## Entries shown

= = =

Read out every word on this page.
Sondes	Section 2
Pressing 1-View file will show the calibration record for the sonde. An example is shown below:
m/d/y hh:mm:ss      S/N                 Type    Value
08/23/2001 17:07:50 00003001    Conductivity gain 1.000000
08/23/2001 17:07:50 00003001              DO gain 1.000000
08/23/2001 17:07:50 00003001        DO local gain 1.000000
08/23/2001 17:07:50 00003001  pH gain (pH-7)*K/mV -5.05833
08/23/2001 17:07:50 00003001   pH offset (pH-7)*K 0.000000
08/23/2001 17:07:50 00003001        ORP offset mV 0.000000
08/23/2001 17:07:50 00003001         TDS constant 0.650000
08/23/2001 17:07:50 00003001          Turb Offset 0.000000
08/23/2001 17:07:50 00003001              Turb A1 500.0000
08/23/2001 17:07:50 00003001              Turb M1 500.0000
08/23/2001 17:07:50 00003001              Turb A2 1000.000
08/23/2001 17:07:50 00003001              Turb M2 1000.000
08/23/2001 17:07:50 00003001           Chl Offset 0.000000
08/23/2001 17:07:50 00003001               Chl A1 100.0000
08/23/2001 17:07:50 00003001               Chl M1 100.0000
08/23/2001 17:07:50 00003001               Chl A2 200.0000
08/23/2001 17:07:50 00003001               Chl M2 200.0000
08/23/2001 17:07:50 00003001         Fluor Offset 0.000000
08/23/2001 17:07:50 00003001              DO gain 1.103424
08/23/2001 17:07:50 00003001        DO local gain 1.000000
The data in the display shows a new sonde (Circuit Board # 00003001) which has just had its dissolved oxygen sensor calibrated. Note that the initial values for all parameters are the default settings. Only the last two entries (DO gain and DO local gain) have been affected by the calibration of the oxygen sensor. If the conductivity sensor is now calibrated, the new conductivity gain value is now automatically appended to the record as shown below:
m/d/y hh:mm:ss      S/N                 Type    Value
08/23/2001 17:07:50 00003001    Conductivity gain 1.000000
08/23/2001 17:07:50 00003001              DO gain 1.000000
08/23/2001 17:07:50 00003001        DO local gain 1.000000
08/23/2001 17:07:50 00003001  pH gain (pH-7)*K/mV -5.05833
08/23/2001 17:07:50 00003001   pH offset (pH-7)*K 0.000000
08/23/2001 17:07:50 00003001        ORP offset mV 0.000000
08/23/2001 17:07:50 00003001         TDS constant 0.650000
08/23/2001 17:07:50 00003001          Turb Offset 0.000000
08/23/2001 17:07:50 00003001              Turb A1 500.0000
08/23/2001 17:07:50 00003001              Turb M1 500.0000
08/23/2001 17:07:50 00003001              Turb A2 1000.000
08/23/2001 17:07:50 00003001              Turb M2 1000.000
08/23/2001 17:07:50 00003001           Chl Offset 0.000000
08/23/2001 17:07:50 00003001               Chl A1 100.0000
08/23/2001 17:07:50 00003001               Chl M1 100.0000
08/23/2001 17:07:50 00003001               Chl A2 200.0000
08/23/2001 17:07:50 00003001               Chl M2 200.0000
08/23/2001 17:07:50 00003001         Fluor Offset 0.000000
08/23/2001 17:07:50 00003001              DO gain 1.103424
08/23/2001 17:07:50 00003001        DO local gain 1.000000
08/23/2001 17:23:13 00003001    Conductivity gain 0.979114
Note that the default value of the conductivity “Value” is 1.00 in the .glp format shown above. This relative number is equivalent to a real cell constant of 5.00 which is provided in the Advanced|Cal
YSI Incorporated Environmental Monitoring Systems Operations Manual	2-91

= = =

## Task brief
Give the data again, exactly as it stands.

## Written answer
Read out every word on this page.
Sondes	Section 2
Pressing 1-View file will show the calibration record for the sonde. An example is shown below:
m/d/y hh:mm:ss      S/N                 Type    Value
08/23/2001 17:07:50 00003001    Conductivity gain 1.000000
08/23/2001 17:07:50 00003001              DO gain 1.000000
08/23/2001 17:07:50 00003001        DO local gain 1.000000
08/23/2001 17:07:50 00003001  pH gain (pH-7)*K/mV -5.05833
08/23/2001 17:07:50 00003001   pH offset (pH-7)*K 0.000000
08/23/2001 17:07:50 00003001        ORP offset mV 0.000000
08/23/2001 17:07:50 00003001         TDS constant 0.650000
08/23/2001 17:07:50 00003001          Turb Offset 0.000000
08/23/2001 17:07:50 00003001              Turb A1 500.0000
08/23/2001 17:07:50 00003001              Turb M1 500.0000
08/23/2001 17:07:50 00003001              Turb A2 1000.000
08/23/2001 17:07:50 00003001              Turb M2 1000.000
08/23/2001 17:07:50 00003001           Chl Offset 0.000000
08/23/2001 17:07:50 00003001               Chl A1 100.0000
08/23/2001 17:07:50 00003001               Chl M1 100.0000
08/23/2001 17:07:50 00003001               Chl A2 200.0000
08/23/2001 17:07:50 00003001               Chl M2 200.0000
08/23/2001 17:07:50 00003001         Fluor Offset 0.000000
08/23/2001 17:07:50 00003001              DO gain 1.103424
08/23/2001 17:07:50 00003001        DO local gain 1.000000
The data in the display shows a new sonde (Circuit Board # 00003001) which has just had its dissolved oxygen sensor calibrated. Note that the initial values for all parameters are the default settings. Only the last two entries (DO gain and DO local gain) have been affected by the calibration of the oxygen sensor. If the conductivity sensor is now calibrated, the new conductivity gain value is now automatically appended to the record as shown below:
m/d/y hh:mm:ss      S/N                 Type    Value
08/23/2001 17:07:50 00003001    Conductivity gain 1.000000
08/23/2001 17:07:50 00003001              DO gain 1.000000
08/23/2001 17:07:50 00003001        DO local gain 1.000000
08/23/2001 17:07:50 00003001  pH gain (pH-7)*K/mV -5.05833
08/23/2001 17:07:50 00003001   pH offset (pH-7)*K 0.000000
08/23/2001 17:07:50 00003001        ORP offset mV 0.000000
08/23/2001 17:07:50 00003001         TDS constant 0.650000
08/23/2001 17:07:50 00003001          Turb Offset 0.000000
08/23/2001 17:07:50 00003001              Turb A1 500.0000
08/23/2001 17:07:50 00003001              Turb M1 500.0000
08/23/2001 17:07:50 00003001              Turb A2 1000.000
08/23/2001 17:07:50 00003001              Turb M2 1000.000
08/23/2001 17:07:50 00003001           Chl Offset 0.000000
08/23/2001 17:07:50 00003001               Chl A1 100.0000
08/23/2001 17:07:50 00003001               Chl M1 100.0000
08/23/2001 17:07:50 00003001               Chl A2 200.0000
08/23/2001 17:07:50 00003001               Chl M2 200.0000
08/23/2001 17:07:50 00003001         Fluor Offset 0.000000
08/23/2001 17:07:50 00003001              DO gain 1.103424
08/23/2001 17:07:50 00003001        DO local gain 1.000000
08/23/2001 17:23:13 00003001    Conductivity gain 0.979114
Note that the default value of the conductivity “Value” is 1.00 in the .glp format shown above. This relative number is equivalent to a real cell constant of 5.00 which is provided in the Advanced|Cal
YSI Incorporated Environmental Monitoring Systems Operations Manual	2-91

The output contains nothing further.